▶ **Exercise**
Find how many lines of the listing include the string "количества", and report only that figure.
:: Task material ::
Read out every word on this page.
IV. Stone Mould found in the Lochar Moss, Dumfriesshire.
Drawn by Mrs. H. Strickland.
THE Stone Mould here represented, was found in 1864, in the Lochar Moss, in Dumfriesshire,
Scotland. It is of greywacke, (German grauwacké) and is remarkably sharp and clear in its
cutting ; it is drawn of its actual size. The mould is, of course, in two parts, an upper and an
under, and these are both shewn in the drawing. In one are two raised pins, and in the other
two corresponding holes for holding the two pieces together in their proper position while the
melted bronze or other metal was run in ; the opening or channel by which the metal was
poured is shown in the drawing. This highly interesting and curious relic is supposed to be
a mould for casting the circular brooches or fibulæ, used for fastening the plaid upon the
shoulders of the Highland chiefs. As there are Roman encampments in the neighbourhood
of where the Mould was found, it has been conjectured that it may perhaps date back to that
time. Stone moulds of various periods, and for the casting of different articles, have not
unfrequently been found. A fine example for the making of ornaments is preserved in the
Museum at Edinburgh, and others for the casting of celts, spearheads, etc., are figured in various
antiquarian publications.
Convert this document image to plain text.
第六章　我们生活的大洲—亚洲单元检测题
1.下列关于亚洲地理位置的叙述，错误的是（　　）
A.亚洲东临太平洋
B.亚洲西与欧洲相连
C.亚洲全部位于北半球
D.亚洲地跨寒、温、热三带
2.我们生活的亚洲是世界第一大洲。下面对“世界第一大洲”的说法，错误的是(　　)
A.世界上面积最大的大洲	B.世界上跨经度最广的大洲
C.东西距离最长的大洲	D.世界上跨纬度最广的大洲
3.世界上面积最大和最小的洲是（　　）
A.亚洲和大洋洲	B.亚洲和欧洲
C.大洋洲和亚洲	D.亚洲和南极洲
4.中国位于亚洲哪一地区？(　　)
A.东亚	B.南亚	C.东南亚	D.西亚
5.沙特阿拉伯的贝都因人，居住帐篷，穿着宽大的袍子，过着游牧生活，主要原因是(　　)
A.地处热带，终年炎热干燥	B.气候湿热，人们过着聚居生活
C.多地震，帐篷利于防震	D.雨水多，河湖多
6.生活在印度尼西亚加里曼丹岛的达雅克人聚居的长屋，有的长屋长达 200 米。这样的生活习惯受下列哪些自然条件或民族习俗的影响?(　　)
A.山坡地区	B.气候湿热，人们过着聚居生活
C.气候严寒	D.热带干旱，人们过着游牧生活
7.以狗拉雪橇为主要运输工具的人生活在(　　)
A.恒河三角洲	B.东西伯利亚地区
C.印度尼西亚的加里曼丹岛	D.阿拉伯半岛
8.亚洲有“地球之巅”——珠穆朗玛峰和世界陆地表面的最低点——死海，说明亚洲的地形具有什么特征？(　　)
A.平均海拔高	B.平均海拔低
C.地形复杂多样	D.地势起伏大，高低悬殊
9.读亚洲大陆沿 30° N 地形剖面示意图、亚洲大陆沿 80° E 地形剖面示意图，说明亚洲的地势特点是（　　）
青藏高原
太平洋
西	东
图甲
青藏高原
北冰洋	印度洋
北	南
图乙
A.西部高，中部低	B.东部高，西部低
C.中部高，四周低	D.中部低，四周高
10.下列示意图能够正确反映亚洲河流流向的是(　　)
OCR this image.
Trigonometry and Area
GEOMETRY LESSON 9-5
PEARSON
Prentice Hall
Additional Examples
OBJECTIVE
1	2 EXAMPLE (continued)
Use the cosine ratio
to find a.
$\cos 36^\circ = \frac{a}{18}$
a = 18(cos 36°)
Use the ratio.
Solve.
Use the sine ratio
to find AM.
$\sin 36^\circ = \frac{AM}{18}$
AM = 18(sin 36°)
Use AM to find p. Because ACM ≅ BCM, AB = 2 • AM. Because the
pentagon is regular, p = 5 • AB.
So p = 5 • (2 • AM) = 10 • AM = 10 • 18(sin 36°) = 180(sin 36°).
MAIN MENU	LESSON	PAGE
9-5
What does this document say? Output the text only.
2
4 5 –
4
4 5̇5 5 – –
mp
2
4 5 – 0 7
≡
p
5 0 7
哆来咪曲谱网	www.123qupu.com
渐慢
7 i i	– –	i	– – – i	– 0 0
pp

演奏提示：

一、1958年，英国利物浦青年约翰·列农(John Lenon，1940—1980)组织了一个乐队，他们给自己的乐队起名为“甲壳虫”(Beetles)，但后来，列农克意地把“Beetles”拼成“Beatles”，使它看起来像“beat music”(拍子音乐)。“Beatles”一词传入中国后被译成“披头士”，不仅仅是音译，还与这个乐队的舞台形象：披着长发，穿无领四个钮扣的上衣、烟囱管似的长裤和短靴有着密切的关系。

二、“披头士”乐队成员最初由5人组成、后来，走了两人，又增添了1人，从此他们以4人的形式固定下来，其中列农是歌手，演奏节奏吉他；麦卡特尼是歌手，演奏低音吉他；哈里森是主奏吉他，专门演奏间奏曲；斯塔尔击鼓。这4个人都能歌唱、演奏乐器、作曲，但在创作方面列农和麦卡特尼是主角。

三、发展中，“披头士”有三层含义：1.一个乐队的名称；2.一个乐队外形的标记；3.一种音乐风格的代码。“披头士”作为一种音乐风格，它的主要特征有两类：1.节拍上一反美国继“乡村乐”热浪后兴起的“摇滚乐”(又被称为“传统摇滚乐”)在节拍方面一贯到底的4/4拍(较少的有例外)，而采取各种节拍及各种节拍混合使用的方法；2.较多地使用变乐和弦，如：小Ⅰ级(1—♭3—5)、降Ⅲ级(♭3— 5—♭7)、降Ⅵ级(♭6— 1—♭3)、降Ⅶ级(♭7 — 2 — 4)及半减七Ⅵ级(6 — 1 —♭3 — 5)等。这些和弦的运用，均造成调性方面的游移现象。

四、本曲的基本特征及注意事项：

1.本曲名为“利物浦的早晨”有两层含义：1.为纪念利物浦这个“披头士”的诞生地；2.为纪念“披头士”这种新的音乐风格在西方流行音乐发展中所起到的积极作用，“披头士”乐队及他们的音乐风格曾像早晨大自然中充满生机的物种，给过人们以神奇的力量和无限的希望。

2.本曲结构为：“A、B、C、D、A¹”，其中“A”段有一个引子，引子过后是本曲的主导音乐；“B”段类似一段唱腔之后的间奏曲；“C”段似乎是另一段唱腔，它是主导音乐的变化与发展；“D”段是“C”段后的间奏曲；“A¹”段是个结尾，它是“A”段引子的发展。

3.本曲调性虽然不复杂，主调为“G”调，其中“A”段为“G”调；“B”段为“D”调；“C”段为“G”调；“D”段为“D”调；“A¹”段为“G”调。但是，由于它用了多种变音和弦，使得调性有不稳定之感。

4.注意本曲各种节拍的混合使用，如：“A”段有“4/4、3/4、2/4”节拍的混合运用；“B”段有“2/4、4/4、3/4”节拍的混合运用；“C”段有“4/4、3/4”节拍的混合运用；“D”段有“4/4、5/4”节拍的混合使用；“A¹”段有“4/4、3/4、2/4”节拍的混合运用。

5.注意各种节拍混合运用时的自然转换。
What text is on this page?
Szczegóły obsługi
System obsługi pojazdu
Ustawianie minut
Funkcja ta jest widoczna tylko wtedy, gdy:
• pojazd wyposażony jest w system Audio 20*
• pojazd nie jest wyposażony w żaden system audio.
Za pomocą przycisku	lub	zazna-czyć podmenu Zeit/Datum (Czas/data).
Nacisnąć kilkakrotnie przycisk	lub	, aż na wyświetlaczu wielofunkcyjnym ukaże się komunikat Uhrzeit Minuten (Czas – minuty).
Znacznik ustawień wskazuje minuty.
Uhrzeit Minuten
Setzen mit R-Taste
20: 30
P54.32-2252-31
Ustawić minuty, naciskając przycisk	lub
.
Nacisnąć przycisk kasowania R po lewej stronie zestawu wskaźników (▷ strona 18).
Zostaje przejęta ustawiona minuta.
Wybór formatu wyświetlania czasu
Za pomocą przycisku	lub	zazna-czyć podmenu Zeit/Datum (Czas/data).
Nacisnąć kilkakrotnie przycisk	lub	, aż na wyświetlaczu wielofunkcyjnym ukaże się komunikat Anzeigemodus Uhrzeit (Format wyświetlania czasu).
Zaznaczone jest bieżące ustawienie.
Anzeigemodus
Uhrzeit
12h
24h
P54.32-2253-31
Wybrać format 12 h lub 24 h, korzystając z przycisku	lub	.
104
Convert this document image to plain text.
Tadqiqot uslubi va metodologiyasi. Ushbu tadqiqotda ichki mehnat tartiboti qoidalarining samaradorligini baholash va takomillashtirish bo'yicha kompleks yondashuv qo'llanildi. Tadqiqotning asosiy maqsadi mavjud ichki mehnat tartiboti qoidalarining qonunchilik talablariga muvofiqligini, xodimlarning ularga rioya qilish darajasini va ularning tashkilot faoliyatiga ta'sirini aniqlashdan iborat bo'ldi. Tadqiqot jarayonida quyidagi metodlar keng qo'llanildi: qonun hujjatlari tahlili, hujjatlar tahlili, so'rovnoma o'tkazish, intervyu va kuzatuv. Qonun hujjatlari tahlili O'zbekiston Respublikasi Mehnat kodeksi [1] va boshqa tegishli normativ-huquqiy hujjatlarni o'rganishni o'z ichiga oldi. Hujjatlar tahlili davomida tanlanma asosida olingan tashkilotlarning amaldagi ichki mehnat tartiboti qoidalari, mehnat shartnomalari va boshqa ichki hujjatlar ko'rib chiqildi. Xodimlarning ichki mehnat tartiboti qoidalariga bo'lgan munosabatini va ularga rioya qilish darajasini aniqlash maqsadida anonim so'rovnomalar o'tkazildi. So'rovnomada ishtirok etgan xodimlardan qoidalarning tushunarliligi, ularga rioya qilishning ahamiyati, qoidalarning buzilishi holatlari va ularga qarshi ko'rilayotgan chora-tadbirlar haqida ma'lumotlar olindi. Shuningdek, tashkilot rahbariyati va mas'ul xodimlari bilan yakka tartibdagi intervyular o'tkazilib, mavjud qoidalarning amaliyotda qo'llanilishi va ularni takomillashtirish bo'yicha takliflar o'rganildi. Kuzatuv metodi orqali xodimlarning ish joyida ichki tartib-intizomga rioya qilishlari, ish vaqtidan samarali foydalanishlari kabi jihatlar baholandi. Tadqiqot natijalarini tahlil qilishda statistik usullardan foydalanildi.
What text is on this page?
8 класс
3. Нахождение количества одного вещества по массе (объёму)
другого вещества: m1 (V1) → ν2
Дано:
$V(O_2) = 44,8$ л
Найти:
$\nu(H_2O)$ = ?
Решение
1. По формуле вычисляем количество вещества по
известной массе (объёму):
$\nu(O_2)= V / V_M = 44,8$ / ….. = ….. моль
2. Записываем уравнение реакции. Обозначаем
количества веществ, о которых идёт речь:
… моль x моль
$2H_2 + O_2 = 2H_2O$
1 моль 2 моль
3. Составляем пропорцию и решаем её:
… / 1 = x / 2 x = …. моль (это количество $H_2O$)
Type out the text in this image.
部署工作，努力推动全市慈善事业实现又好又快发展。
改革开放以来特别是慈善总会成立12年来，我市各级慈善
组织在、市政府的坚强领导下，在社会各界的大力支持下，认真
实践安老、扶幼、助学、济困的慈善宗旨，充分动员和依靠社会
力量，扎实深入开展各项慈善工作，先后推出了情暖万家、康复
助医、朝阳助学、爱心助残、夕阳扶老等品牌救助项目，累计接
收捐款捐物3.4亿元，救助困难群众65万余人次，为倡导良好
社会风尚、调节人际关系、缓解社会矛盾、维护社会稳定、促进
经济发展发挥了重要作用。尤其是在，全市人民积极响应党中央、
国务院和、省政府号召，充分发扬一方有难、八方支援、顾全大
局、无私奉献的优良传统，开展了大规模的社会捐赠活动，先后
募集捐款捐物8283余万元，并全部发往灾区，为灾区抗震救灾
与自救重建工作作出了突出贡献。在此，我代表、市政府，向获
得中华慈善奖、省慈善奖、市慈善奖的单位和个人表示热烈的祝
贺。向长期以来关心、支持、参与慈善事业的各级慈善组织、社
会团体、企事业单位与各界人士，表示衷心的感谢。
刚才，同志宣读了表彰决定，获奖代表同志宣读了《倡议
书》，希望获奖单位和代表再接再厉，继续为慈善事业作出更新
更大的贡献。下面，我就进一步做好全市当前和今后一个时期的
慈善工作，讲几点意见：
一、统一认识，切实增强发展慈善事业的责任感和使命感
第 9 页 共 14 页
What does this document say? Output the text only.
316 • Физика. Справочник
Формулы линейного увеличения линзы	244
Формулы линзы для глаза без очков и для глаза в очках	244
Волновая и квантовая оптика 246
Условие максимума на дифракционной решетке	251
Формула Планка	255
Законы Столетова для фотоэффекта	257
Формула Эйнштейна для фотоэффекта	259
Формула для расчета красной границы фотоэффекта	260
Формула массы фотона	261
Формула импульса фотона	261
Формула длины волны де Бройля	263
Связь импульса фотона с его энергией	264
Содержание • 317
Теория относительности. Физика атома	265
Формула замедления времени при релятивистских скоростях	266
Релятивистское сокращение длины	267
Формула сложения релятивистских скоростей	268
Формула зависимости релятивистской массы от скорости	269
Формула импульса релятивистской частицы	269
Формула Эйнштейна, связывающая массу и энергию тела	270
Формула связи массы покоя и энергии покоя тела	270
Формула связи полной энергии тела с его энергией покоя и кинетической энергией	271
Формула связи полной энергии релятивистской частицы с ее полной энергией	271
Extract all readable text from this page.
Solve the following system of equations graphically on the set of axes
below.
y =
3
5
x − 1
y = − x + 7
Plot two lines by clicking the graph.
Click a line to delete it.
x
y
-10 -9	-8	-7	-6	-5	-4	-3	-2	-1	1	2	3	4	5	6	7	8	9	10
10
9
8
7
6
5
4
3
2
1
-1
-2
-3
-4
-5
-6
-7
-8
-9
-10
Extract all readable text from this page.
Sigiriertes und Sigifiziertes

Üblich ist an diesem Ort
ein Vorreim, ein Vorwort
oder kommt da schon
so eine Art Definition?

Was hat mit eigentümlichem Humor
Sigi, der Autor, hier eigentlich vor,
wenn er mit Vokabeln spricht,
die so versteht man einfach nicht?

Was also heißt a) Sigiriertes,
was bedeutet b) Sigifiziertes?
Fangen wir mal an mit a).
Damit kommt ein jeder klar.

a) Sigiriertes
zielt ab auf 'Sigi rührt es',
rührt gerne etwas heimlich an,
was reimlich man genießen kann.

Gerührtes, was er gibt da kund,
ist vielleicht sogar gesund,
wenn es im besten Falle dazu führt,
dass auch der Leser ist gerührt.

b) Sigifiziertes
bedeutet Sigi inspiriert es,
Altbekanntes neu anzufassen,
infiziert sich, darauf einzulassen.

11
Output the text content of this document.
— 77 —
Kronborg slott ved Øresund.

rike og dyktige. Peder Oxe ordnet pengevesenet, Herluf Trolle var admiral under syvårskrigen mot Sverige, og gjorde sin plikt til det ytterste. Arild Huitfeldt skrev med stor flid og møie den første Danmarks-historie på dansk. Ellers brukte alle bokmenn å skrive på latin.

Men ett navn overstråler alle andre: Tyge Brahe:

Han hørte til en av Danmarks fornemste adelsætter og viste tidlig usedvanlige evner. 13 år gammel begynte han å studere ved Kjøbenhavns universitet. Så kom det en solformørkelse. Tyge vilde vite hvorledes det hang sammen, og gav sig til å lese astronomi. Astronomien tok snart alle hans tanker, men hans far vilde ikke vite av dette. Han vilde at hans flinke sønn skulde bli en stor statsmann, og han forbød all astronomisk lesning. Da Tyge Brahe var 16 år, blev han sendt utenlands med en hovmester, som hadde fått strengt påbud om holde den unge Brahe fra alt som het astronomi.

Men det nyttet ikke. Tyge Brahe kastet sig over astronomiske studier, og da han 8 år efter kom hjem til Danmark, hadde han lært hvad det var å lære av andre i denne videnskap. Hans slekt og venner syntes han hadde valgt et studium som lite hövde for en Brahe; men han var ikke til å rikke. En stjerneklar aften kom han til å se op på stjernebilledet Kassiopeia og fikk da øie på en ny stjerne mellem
:::
▶ **Result below**
2